**OPDRACHT**
Typ al het materiaal hieronder regel voor regel letterlijk over en laat de afbeeldingen weg.

Een aantal gegevens:
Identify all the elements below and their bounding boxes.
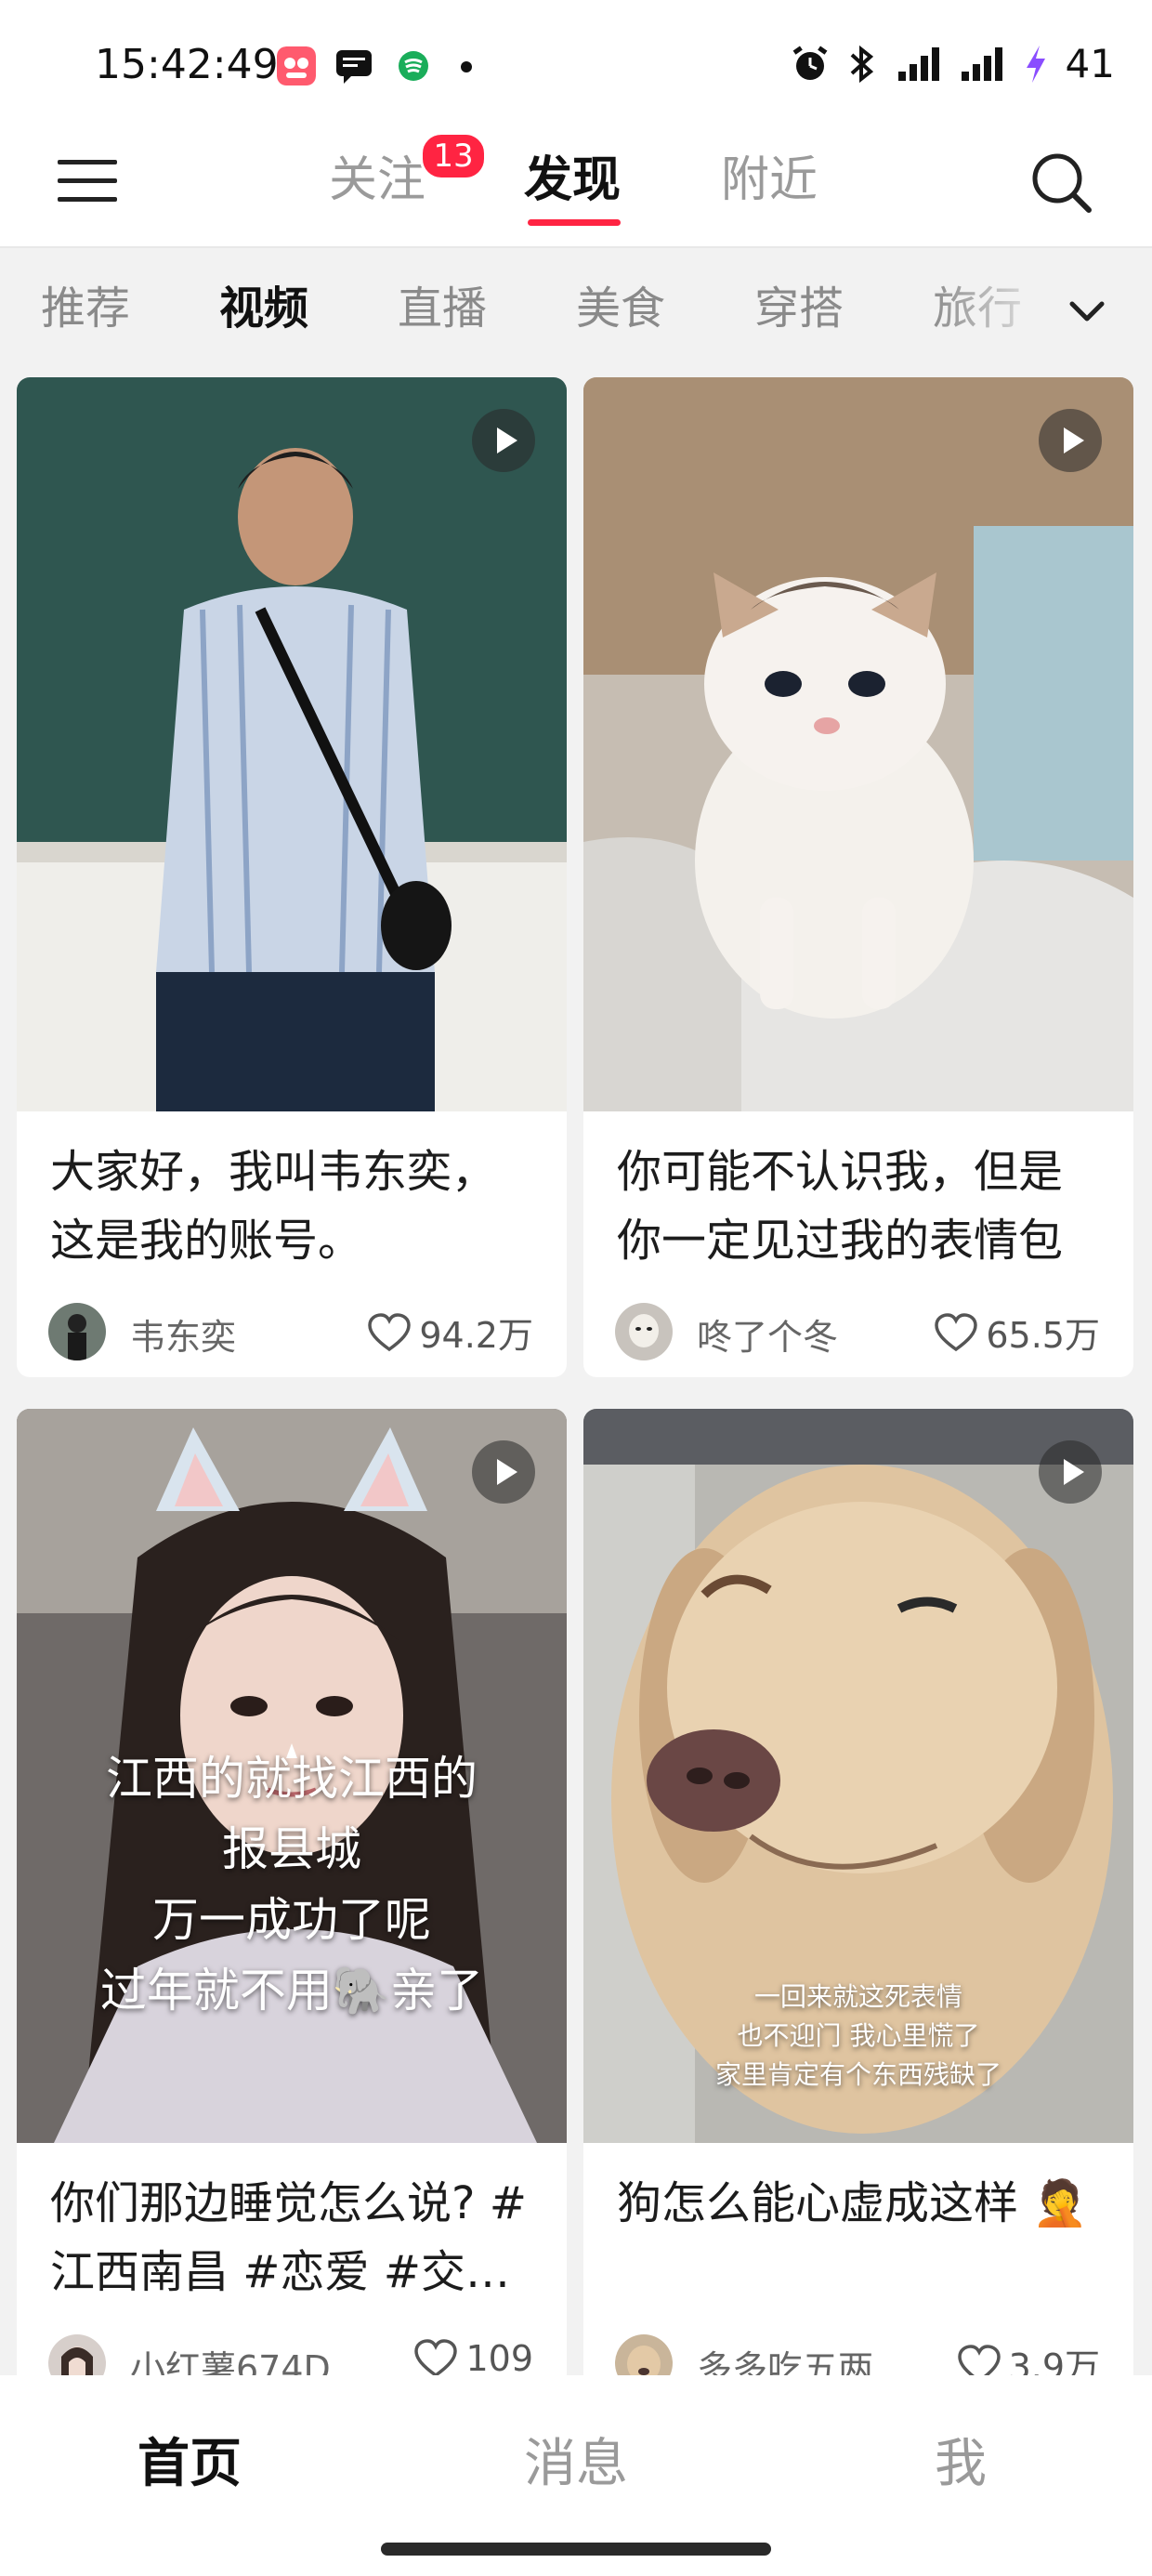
card-title: 大家好，我叫韦东奕，这是我的账号。 xyxy=(50,1146,497,1267)
top-nav: 关注 13 发现 附近 xyxy=(0,130,1152,248)
kitten-photo xyxy=(583,377,1133,1111)
app-root: 15:42:49 41 关注 13 发现 附近 推荐 视频 直播 美食 穿搭 大… xyxy=(0,0,1152,2576)
status-bar: 15:42:49 41 xyxy=(0,0,1152,130)
menu-icon[interactable] xyxy=(58,154,117,206)
category-food[interactable]: 美食 xyxy=(576,276,665,341)
tab-discover[interactable]: 发现 xyxy=(524,139,621,221)
play-icon xyxy=(472,1440,535,1504)
bottom-nav: 首页 消息 我 xyxy=(0,2375,1152,2576)
like-button[interactable]: 65.5万 xyxy=(934,1307,1100,1358)
search-icon[interactable] xyxy=(1029,151,1094,216)
feed-card[interactable]: 你可能不认识我，但是你一定见过我的表情包 咚了个冬 65.5万 xyxy=(583,377,1133,1377)
like-button[interactable]: 94.2万 xyxy=(367,1307,533,1358)
home-indicator[interactable] xyxy=(381,2543,771,2556)
card-meta: 咚了个冬 65.5万 xyxy=(583,1275,1133,1377)
author-name[interactable]: 咚了个冬 xyxy=(697,1308,838,1360)
tab-following[interactable]: 关注 xyxy=(329,139,425,221)
card-title: 你可能不认识我，但是你一定见过我的表情包 xyxy=(617,1146,1064,1267)
avatar[interactable] xyxy=(48,1303,106,1360)
heart-icon xyxy=(935,1312,978,1351)
author-name[interactable]: 韦东奕 xyxy=(130,1308,236,1360)
signal-icon xyxy=(961,46,1002,81)
category-outfit[interactable]: 穿搭 xyxy=(754,276,844,341)
dot-icon xyxy=(461,61,472,72)
card-thumbnail[interactable]: 一回来就这死表情 也不迎门 我心里慌了 家里肯定有个东西残缺了 xyxy=(583,1409,1133,2143)
category-live[interactable]: 直播 xyxy=(398,276,487,341)
tab-me[interactable]: 我 xyxy=(935,2422,987,2497)
like-count: 65.5万 xyxy=(986,1315,1100,1356)
card-thumbnail[interactable] xyxy=(583,377,1133,1111)
caption-line: 也不迎门 我心里慌了 xyxy=(737,2020,980,2051)
person-photo xyxy=(17,377,567,1111)
category-recommend[interactable]: 推荐 xyxy=(41,276,130,341)
card-title: 你们那边睡觉怎么说? #江西南昌 #恋爱 #交… xyxy=(50,2177,527,2298)
charging-icon xyxy=(1026,45,1045,83)
category-video[interactable]: 视频 xyxy=(219,276,308,341)
battery-level: 41 xyxy=(1065,41,1115,86)
wechat-icon xyxy=(399,51,428,81)
avatar[interactable] xyxy=(615,1303,673,1360)
play-icon xyxy=(1039,1440,1102,1504)
card-thumbnail[interactable] xyxy=(17,377,567,1111)
video-caption: 江西的就找江西的 报县城 万一成功了呢 过年就不用🐘亲了 xyxy=(17,1743,567,2026)
status-icons: 41 xyxy=(791,41,1115,86)
heart-icon xyxy=(368,1312,412,1351)
app-notification-icon xyxy=(277,46,316,85)
caption-line: 报县城 xyxy=(222,1822,361,1876)
status-time: 15:42:49 xyxy=(95,41,279,88)
signal-icon xyxy=(897,46,939,81)
category-fade xyxy=(929,267,1059,350)
feed-card[interactable]: 江西的就找江西的 报县城 万一成功了呢 过年就不用🐘亲了 你们那边睡觉怎么说? … xyxy=(17,1409,567,2409)
tab-messages[interactable]: 消息 xyxy=(524,2422,628,2497)
play-icon xyxy=(1039,409,1102,472)
tab-nearby[interactable]: 附近 xyxy=(721,139,818,221)
caption-line: 一回来就这死表情 xyxy=(753,1981,962,2012)
alarm-icon xyxy=(792,45,827,80)
caption-line: 过年就不用🐘亲了 xyxy=(99,1964,484,2017)
bluetooth-icon xyxy=(850,45,873,83)
feed-card[interactable]: 一回来就这死表情 也不迎门 我心里慌了 家里肯定有个东西残缺了 狗怎么能心虚成这… xyxy=(583,1409,1133,2409)
card-title: 狗怎么能心虚成这样 🤦 xyxy=(617,2177,1089,2229)
caption-line: 家里肯定有个东西残缺了 xyxy=(714,2059,1001,2090)
like-button[interactable]: 109 xyxy=(413,2338,533,2379)
caption-line: 万一成功了呢 xyxy=(152,1893,431,1947)
play-icon xyxy=(472,409,535,472)
active-tab-indicator xyxy=(528,219,621,226)
message-icon xyxy=(336,50,372,84)
following-badge: 13 xyxy=(420,132,487,180)
feed-card[interactable]: 大家好，我叫韦东奕，这是我的账号。 韦东奕 94.2万 xyxy=(17,377,567,1377)
heart-icon xyxy=(414,2339,458,2378)
like-count: 109 xyxy=(465,2338,533,2379)
card-thumbnail[interactable]: 江西的就找江西的 报县城 万一成功了呢 过年就不用🐘亲了 xyxy=(17,1409,567,2143)
like-count: 94.2万 xyxy=(419,1315,533,1356)
tab-home[interactable]: 首页 xyxy=(137,2422,242,2497)
category-bar: 推荐 视频 直播 美食 穿搭 旅行 xyxy=(0,248,1152,374)
tab-nearby-label: 附近 xyxy=(721,152,818,208)
tab-following-label: 关注 xyxy=(329,152,426,208)
caption-line: 江西的就找江西的 xyxy=(106,1752,478,1806)
video-caption: 一回来就这死表情 也不迎门 我心里慌了 家里肯定有个东西残缺了 xyxy=(583,1978,1133,2095)
card-meta: 韦东奕 94.2万 xyxy=(17,1275,567,1377)
tab-discover-label: 发现 xyxy=(524,152,622,208)
chevron-down-icon[interactable] xyxy=(1059,283,1115,339)
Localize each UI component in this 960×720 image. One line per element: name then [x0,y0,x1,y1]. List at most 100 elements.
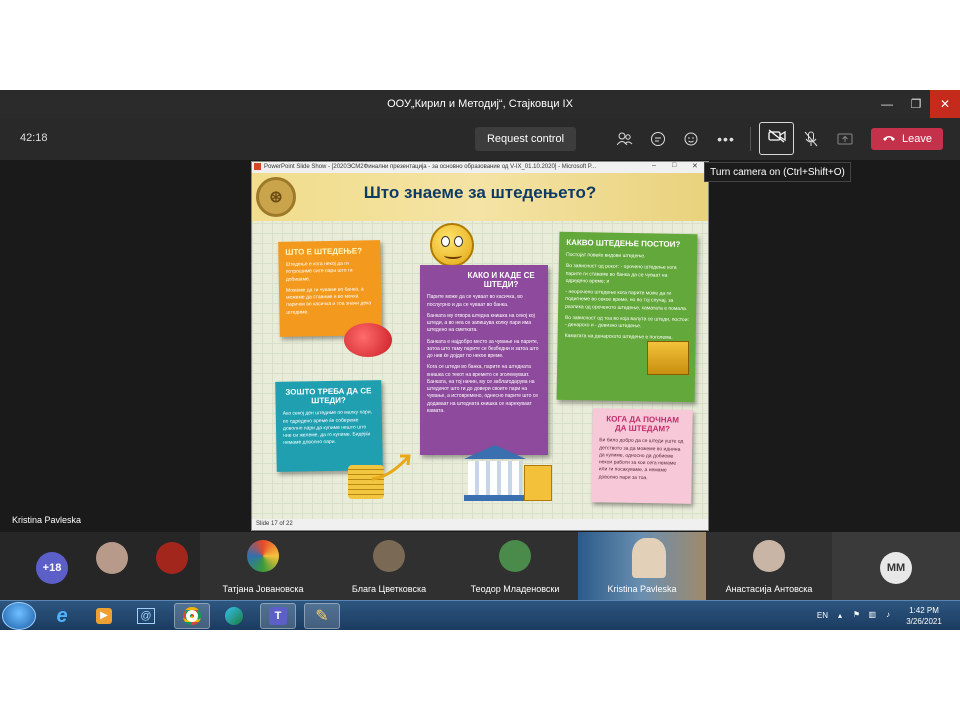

**VOLLEDIG ANTWOORD**
Identify all the elements below and their bounding boxes.
card-title: 大家好，我叫韦东奕，这是我的账号。 xyxy=(50,1146,497,1267)
top-nav: 关注 13 发现 附近 xyxy=(0,130,1152,248)
kitten-photo xyxy=(583,377,1133,1111)
app-root: 15:42:49 41 关注 13 发现 附近 推荐 视频 直播 美食 穿搭 大… xyxy=(0,0,1152,2576)
status-bar: 15:42:49 41 xyxy=(0,0,1152,130)
menu-icon[interactable] xyxy=(58,154,117,206)
category-food[interactable]: 美食 xyxy=(576,276,665,341)
tab-discover[interactable]: 发现 xyxy=(524,139,621,221)
play-icon xyxy=(472,1440,535,1504)
bottom-nav: 首页 消息 我 xyxy=(0,2375,1152,2576)
like-button[interactable]: 65.5万 xyxy=(934,1307,1100,1358)
search-icon[interactable] xyxy=(1029,151,1094,216)
feed-card[interactable]: 你可能不认识我，但是你一定见过我的表情包 咚了个冬 65.5万 xyxy=(583,377,1133,1377)
like-button[interactable]: 94.2万 xyxy=(367,1307,533,1358)
home-indicator[interactable] xyxy=(381,2543,771,2556)
card-meta: 咚了个冬 65.5万 xyxy=(583,1275,1133,1377)
author-name[interactable]: 咚了个冬 xyxy=(697,1308,838,1360)
tab-following[interactable]: 关注 xyxy=(329,139,425,221)
card-title: 你可能不认识我，但是你一定见过我的表情包 xyxy=(617,1146,1064,1267)
avatar[interactable] xyxy=(48,1303,106,1360)
heart-icon xyxy=(935,1312,978,1351)
author-name[interactable]: 韦东奕 xyxy=(130,1308,236,1360)
signal-icon xyxy=(961,46,1002,81)
category-outfit[interactable]: 穿搭 xyxy=(754,276,844,341)
dot-icon xyxy=(461,61,472,72)
card-thumbnail[interactable]: 一回来就这死表情 也不迎门 我心里慌了 家里肯定有个东西残缺了 xyxy=(583,1409,1133,2143)
category-live[interactable]: 直播 xyxy=(398,276,487,341)
tab-me[interactable]: 我 xyxy=(935,2422,987,2497)
like-count: 65.5万 xyxy=(986,1315,1100,1356)
card-thumbnail[interactable] xyxy=(583,377,1133,1111)
caption-line: 也不迎门 我心里慌了 xyxy=(737,2020,980,2051)
person-photo xyxy=(17,377,567,1111)
category-recommend[interactable]: 推荐 xyxy=(41,276,130,341)
card-title: 你们那边睡觉怎么说? #江西南昌 #恋爱 #交… xyxy=(50,2177,527,2298)
charging-icon xyxy=(1026,45,1045,83)
category-video[interactable]: 视频 xyxy=(219,276,308,341)
battery-level: 41 xyxy=(1065,41,1115,86)
wechat-icon xyxy=(399,51,428,81)
avatar[interactable] xyxy=(615,1303,673,1360)
play-icon xyxy=(1039,1440,1102,1504)
card-thumbnail[interactable] xyxy=(17,377,567,1111)
video-caption: 江西的就找江西的 报县城 万一成功了呢 过年就不用🐘亲了 xyxy=(17,1743,567,2026)
status-icons: 41 xyxy=(791,41,1115,86)
heart-icon xyxy=(368,1312,412,1351)
app-notification-icon xyxy=(277,46,316,85)
caption-line: 报县城 xyxy=(222,1822,361,1876)
status-time: 15:42:49 xyxy=(95,41,279,88)
signal-icon xyxy=(897,46,939,81)
category-fade xyxy=(929,267,1059,350)
feed-card[interactable]: 江西的就找江西的 报县城 万一成功了呢 过年就不用🐘亲了 你们那边睡觉怎么说? … xyxy=(17,1409,567,2409)
tab-messages[interactable]: 消息 xyxy=(524,2422,628,2497)
play-icon xyxy=(1039,409,1102,472)
tab-nearby[interactable]: 附近 xyxy=(721,139,818,221)
caption-line: 一回来就这死表情 xyxy=(753,1981,962,2012)
alarm-icon xyxy=(792,45,827,80)
caption-line: 过年就不用🐘亲了 xyxy=(99,1964,484,2017)
bluetooth-icon xyxy=(850,45,873,83)
feed-card[interactable]: 一回来就这死表情 也不迎门 我心里慌了 家里肯定有个东西残缺了 狗怎么能心虚成这… xyxy=(583,1409,1133,2409)
card-title: 狗怎么能心虚成这样 🤦 xyxy=(617,2177,1089,2229)
caption-line: 家里肯定有个东西残缺了 xyxy=(714,2059,1001,2090)
like-button[interactable]: 109 xyxy=(413,2338,533,2379)
caption-line: 万一成功了呢 xyxy=(152,1893,431,1947)
play-icon xyxy=(472,409,535,472)
active-tab-indicator xyxy=(528,219,621,226)
message-icon xyxy=(336,50,372,84)
following-badge: 13 xyxy=(420,132,487,180)
feed-card[interactable]: 大家好，我叫韦东奕，这是我的账号。 韦东奕 94.2万 xyxy=(17,377,567,1377)
heart-icon xyxy=(414,2339,458,2378)
like-count: 109 xyxy=(465,2338,533,2379)
card-thumbnail[interactable]: 江西的就找江西的 报县城 万一成功了呢 过年就不用🐘亲了 xyxy=(17,1409,567,2143)
like-count: 94.2万 xyxy=(419,1315,533,1356)
tab-home[interactable]: 首页 xyxy=(137,2422,242,2497)
category-bar: 推荐 视频 直播 美食 穿搭 旅行 xyxy=(0,248,1152,374)
tab-nearby-label: 附近 xyxy=(721,152,818,208)
tab-following-label: 关注 xyxy=(329,152,426,208)
caption-line: 江西的就找江西的 xyxy=(106,1752,478,1806)
video-caption: 一回来就这死表情 也不迎门 我心里慌了 家里肯定有个东西残缺了 xyxy=(583,1978,1133,2095)
card-meta: 韦东奕 94.2万 xyxy=(17,1275,567,1377)
tab-discover-label: 发现 xyxy=(524,152,622,208)
chevron-down-icon[interactable] xyxy=(1059,283,1115,339)
Localize each UI component in this 960×720 image. One line per element: name then [x0,y0,x1,y1]. List at most 100 elements.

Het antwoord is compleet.